▸ Given data:
** begin **

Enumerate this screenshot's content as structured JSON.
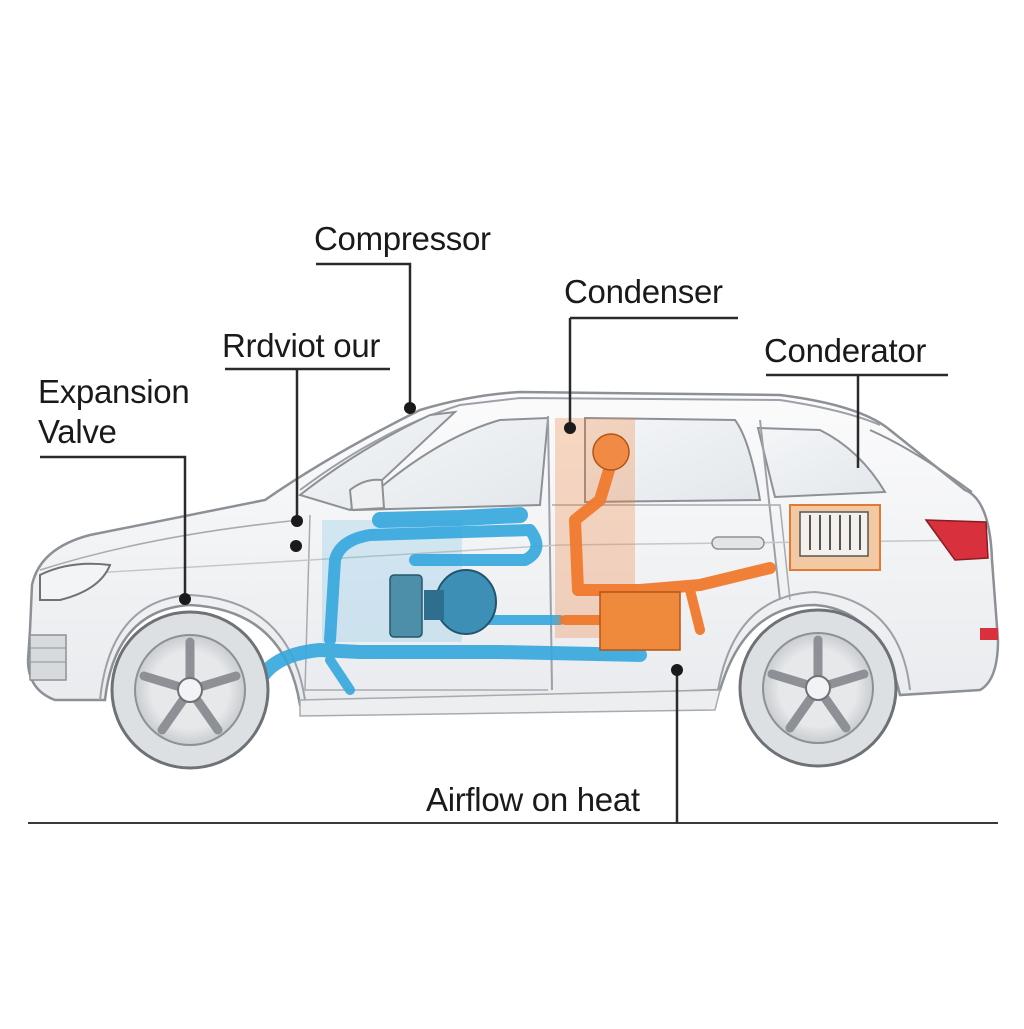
{
  "labels": {
    "compressor": "Compressor",
    "rrdviot": "Rrdviot our",
    "expansion_line1": "Expansion",
    "expansion_line2": "Valve",
    "condenser": "Condenser",
    "conderator": "Conderator",
    "airflow": "Airflow on heat"
  },
  "colors": {
    "cold_refrigerant": "#35a8de",
    "hot_refrigerant": "#f07a2e",
    "body_outline": "#8d9196",
    "tail_light": "#d8303c",
    "leader_line": "#2a2a2a"
  },
  "icons": {
    "wheel": "five-spoke-wheel",
    "headlight": "headlight",
    "taillight": "taillight"
  }
}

** end **

▸ Short exercise: Reproduce all of the material exactly, apart from the pictures.

▸ Solution to this exercise:
Enumerate this screenshot's content as structured JSON.
{
  "labels": {
    "compressor": "Compressor",
    "rrdviot": "Rrdviot our",
    "expansion_line1": "Expansion",
    "expansion_line2": "Valve",
    "condenser": "Condenser",
    "conderator": "Conderator",
    "airflow": "Airflow on heat"
  },
  "colors": {
    "cold_refrigerant": "#35a8de",
    "hot_refrigerant": "#f07a2e",
    "body_outline": "#8d9196",
    "tail_light": "#d8303c",
    "leader_line": "#2a2a2a"
  },
  "icons": {
    "wheel": "five-spoke-wheel",
    "headlight": "headlight",
    "taillight": "taillight"
  }
}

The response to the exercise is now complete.